__RECORDS SHOWN__.
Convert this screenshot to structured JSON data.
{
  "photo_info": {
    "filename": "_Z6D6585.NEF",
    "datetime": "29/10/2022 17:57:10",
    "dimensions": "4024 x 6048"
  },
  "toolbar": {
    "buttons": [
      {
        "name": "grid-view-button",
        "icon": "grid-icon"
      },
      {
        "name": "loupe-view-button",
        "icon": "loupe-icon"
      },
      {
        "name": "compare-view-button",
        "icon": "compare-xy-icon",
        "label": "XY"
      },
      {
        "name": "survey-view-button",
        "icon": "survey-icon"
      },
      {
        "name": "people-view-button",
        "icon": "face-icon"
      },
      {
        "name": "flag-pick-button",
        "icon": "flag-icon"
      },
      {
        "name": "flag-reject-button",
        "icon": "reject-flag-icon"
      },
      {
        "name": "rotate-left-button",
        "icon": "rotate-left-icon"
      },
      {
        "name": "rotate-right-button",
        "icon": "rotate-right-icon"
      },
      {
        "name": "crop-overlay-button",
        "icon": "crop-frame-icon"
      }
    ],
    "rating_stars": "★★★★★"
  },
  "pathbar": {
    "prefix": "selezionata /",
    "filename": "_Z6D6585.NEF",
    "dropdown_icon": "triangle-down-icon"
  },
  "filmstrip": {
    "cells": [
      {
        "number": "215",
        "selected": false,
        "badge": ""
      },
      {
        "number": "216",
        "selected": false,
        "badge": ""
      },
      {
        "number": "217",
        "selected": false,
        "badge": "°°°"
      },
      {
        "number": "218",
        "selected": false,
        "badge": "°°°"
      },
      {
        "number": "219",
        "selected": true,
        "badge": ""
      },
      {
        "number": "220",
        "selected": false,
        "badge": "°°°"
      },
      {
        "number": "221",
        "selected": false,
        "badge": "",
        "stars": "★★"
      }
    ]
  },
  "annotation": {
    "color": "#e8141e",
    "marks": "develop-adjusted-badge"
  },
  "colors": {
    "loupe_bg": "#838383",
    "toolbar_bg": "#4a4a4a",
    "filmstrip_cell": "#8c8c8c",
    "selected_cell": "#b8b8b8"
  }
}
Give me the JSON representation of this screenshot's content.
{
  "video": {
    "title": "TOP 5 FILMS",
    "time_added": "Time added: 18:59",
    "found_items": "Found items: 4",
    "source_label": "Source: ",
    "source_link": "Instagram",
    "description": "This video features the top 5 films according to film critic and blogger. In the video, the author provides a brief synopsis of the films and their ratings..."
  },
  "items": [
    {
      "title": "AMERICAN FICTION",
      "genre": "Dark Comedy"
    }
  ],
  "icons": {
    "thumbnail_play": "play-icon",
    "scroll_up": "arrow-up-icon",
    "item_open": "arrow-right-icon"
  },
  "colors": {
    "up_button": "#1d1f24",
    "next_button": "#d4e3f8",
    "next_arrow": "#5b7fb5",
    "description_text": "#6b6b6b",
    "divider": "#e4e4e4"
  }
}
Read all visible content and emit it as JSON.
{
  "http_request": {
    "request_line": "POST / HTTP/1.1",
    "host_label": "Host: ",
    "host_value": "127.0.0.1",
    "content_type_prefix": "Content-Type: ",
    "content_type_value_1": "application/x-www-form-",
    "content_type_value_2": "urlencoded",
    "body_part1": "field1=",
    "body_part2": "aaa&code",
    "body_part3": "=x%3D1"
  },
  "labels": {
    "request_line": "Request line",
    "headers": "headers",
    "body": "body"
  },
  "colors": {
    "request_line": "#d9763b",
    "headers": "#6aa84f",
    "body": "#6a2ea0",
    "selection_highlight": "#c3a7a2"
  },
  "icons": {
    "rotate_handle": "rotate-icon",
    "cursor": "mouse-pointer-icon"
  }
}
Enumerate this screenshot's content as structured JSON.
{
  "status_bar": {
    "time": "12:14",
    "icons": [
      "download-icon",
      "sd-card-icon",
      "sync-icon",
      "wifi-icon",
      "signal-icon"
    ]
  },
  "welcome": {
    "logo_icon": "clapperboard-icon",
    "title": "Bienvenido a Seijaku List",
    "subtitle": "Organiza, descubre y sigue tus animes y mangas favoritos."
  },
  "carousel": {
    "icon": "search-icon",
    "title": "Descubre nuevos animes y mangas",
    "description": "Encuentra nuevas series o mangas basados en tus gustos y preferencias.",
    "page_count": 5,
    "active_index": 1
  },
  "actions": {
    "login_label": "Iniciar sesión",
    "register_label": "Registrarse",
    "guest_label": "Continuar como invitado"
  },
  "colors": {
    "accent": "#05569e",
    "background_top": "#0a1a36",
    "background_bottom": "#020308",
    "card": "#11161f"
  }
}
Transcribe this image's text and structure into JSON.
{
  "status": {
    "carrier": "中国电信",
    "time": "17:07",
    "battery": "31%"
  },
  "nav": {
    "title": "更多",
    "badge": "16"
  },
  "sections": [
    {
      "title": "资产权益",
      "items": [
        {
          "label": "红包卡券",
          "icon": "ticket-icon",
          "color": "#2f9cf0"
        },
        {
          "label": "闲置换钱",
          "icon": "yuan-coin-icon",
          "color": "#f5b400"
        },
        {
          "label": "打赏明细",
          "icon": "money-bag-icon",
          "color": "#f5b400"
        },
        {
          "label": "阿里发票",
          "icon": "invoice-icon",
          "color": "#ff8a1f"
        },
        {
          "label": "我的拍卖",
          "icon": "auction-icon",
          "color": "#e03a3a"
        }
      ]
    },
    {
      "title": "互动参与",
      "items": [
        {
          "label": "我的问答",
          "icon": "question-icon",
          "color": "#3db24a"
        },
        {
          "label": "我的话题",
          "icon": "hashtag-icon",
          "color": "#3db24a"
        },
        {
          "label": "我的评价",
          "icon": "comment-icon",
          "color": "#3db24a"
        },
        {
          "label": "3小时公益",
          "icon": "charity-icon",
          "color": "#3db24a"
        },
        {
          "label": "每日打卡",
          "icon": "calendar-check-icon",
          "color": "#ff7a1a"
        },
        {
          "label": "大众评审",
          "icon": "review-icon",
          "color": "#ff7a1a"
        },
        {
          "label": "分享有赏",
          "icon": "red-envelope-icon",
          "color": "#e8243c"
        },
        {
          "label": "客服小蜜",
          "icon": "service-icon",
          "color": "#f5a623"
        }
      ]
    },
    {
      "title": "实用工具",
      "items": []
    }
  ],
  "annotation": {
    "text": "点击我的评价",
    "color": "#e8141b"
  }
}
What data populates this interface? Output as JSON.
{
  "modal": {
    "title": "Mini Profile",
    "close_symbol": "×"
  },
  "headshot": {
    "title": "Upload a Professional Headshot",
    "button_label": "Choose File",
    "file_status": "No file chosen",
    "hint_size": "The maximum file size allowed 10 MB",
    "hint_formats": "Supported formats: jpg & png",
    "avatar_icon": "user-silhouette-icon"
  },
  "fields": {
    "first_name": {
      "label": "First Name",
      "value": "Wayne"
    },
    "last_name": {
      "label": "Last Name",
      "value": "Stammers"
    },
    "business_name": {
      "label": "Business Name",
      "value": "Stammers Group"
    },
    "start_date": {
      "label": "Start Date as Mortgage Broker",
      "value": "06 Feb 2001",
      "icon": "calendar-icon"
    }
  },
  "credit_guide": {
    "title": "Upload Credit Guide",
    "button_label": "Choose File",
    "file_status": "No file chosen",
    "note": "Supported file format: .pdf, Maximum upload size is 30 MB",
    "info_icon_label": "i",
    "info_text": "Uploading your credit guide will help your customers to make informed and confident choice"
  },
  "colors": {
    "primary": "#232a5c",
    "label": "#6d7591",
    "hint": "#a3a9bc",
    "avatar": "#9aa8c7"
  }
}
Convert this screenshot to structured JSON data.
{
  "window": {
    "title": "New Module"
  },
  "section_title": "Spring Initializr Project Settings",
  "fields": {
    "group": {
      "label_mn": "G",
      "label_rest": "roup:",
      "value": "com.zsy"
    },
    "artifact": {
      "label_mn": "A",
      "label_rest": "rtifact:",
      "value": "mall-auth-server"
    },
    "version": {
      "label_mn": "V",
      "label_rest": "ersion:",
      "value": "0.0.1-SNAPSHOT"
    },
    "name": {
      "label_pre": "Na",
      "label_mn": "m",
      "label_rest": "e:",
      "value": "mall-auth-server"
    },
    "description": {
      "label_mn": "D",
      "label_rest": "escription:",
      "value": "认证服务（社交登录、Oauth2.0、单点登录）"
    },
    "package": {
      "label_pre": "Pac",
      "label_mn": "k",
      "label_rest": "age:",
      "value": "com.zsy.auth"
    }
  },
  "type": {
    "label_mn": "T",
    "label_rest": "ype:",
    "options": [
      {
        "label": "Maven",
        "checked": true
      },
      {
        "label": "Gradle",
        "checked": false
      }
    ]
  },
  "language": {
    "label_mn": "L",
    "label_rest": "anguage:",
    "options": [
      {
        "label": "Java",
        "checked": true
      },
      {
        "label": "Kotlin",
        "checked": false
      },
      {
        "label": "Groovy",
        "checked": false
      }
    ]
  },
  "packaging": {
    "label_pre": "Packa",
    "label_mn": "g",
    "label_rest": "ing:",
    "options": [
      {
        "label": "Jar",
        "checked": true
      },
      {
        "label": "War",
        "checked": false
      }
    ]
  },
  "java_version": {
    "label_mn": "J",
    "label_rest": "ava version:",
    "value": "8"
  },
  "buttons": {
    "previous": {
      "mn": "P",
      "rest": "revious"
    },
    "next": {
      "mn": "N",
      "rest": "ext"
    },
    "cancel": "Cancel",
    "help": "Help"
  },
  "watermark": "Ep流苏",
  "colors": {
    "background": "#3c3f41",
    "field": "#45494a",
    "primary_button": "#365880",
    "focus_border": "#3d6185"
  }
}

__STATED TASK__.
Report each line in the preceding entries that holds the string "reject".

__FINAL RESULT__.
        "name": "flag-reject-button",
        "icon": "reject-flag-icon"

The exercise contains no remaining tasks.